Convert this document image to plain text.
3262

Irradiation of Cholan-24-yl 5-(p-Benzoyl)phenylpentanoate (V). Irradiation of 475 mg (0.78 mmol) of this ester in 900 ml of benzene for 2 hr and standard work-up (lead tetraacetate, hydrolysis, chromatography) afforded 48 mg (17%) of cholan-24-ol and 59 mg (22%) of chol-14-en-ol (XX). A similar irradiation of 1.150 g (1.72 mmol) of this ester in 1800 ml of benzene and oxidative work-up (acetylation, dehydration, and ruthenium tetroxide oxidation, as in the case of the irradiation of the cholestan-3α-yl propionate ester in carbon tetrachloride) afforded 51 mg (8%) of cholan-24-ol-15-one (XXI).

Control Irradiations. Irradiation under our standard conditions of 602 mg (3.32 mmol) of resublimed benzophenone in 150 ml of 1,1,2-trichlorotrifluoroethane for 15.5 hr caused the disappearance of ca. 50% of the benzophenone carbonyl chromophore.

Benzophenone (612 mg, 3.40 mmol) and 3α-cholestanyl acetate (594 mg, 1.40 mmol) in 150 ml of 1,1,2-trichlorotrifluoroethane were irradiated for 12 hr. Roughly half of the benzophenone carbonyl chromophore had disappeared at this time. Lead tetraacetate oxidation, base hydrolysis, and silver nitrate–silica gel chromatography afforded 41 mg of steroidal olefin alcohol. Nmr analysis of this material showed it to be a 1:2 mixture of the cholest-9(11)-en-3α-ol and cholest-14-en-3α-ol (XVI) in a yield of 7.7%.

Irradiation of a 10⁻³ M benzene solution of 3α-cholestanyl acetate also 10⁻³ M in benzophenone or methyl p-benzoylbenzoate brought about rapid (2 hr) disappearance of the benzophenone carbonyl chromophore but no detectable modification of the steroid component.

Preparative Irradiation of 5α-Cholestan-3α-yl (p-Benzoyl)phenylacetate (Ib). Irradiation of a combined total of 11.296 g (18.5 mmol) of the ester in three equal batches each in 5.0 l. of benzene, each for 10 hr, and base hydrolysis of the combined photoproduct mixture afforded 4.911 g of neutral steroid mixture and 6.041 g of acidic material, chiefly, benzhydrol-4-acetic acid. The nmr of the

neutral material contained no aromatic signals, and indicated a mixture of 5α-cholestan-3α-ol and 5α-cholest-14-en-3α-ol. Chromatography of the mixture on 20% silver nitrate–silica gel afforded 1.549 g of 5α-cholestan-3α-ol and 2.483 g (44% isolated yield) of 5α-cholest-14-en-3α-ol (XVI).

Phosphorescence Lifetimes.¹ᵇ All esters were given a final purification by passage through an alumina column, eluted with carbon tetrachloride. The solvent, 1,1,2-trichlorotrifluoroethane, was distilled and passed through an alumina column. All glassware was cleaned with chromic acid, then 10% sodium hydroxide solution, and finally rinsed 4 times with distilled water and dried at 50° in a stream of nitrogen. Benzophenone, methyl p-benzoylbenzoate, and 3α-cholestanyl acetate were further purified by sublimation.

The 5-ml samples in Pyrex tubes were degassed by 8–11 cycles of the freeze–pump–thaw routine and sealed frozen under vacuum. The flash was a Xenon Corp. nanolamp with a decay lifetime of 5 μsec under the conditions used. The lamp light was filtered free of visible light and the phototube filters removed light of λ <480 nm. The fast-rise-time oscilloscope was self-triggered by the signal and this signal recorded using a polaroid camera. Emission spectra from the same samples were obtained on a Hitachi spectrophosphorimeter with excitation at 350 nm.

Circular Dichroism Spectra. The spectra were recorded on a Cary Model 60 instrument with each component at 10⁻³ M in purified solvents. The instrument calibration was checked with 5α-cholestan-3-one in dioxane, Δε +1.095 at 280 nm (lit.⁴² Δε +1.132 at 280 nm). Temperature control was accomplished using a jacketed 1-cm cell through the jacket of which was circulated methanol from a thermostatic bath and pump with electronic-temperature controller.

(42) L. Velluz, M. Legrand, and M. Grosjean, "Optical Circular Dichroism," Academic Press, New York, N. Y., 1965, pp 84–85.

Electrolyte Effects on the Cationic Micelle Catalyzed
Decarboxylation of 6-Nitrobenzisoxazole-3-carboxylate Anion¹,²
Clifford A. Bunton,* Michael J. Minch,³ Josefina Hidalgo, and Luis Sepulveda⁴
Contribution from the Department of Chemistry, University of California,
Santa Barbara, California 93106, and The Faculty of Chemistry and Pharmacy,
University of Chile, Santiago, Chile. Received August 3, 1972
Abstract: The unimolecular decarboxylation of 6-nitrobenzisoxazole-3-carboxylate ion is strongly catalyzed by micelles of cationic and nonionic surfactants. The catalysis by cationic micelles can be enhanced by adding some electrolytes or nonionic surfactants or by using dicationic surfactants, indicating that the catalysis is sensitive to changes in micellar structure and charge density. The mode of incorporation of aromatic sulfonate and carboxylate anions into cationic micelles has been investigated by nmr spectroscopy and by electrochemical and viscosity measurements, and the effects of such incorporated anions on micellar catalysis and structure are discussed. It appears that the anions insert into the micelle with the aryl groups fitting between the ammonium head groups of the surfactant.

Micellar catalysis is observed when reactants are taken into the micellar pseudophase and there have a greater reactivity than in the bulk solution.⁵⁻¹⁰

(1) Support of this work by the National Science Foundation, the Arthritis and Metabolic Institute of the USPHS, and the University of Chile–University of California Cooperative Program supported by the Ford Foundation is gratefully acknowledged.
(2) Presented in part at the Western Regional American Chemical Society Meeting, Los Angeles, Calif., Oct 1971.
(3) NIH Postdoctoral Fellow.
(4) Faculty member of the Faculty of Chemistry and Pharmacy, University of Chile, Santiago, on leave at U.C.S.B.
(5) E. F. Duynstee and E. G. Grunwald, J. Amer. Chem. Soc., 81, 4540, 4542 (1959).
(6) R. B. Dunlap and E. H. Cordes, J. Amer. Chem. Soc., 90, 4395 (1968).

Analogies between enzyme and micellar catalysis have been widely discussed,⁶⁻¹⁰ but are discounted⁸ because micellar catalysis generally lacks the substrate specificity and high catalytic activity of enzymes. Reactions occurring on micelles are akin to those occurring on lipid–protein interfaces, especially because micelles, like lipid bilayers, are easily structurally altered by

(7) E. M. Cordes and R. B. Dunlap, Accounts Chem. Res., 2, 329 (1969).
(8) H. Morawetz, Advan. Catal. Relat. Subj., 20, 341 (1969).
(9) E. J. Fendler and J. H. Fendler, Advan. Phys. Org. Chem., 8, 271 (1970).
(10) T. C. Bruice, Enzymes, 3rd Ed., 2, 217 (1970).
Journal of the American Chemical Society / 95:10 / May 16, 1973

Description of the task. Go through the listing above and return each line where the word "Pharmacy" occurs.

Written reply.
Santa Barbara, California 93106, and The Faculty of Chemistry and Pharmacy,
(4) Faculty member of the Faculty of Chemistry and Pharmacy, University of Chile, Santiago, on leave at U.C.S.B.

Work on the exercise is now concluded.